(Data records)
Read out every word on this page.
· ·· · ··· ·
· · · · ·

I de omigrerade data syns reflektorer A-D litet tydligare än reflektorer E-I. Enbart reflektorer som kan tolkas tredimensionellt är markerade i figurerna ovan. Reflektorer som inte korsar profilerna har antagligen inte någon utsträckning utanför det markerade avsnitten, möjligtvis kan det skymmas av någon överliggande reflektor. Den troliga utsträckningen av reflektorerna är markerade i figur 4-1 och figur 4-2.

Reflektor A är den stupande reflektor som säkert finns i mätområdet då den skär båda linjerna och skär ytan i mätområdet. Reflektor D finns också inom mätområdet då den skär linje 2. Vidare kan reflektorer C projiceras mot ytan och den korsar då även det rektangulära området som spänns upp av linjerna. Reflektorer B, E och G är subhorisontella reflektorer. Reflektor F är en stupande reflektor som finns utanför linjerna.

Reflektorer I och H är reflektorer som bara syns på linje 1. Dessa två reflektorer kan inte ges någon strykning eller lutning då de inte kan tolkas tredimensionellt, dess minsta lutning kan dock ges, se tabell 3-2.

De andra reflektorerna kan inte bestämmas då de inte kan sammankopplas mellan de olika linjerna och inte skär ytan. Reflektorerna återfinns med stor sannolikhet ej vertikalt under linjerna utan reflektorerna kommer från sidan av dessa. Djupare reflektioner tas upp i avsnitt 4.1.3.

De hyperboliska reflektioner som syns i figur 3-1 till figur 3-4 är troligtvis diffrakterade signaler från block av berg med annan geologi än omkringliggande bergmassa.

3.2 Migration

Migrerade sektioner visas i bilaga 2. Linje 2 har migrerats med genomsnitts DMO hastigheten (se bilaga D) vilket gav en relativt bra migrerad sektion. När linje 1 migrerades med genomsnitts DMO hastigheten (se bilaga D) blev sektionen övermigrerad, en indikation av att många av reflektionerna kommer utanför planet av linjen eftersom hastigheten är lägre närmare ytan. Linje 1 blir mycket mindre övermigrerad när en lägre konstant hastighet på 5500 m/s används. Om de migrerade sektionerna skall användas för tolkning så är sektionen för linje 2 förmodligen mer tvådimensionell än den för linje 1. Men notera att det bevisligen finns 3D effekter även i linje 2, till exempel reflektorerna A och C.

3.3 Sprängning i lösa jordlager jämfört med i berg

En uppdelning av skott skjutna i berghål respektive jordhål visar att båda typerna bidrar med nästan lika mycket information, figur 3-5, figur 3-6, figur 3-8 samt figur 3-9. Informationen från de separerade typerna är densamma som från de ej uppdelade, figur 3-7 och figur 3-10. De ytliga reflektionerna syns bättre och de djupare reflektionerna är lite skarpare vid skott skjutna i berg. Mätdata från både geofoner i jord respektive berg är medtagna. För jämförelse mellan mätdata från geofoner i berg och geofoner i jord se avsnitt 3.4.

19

■ YOUR TASK
Each line of the entries that contains the word "tolkas" should be listed.

■ TASK RESULT
I de omigrerade data syns reflektorer A-D litet tydligare än reflektorer E-I. Enbart reflektorer som kan tolkas tredimensionellt är markerade i figurerna ovan. Reflektorer som inte korsar profilerna har antagligen inte någon utsträckning utanför det markerade avsnitten, möjligtvis kan det skymmas av någon överliggande reflektor. Den troliga utsträckningen av reflektorerna är markerade i figur 4-1 och figur 4-2.
Reflektorer I och H är reflektorer som bara syns på linje 1. Dessa två reflektorer kan inte ges någon strykning eller lutning då de inte kan tolkas tredimensionellt, dess minsta lutning kan dock ges, se tabell 3-2.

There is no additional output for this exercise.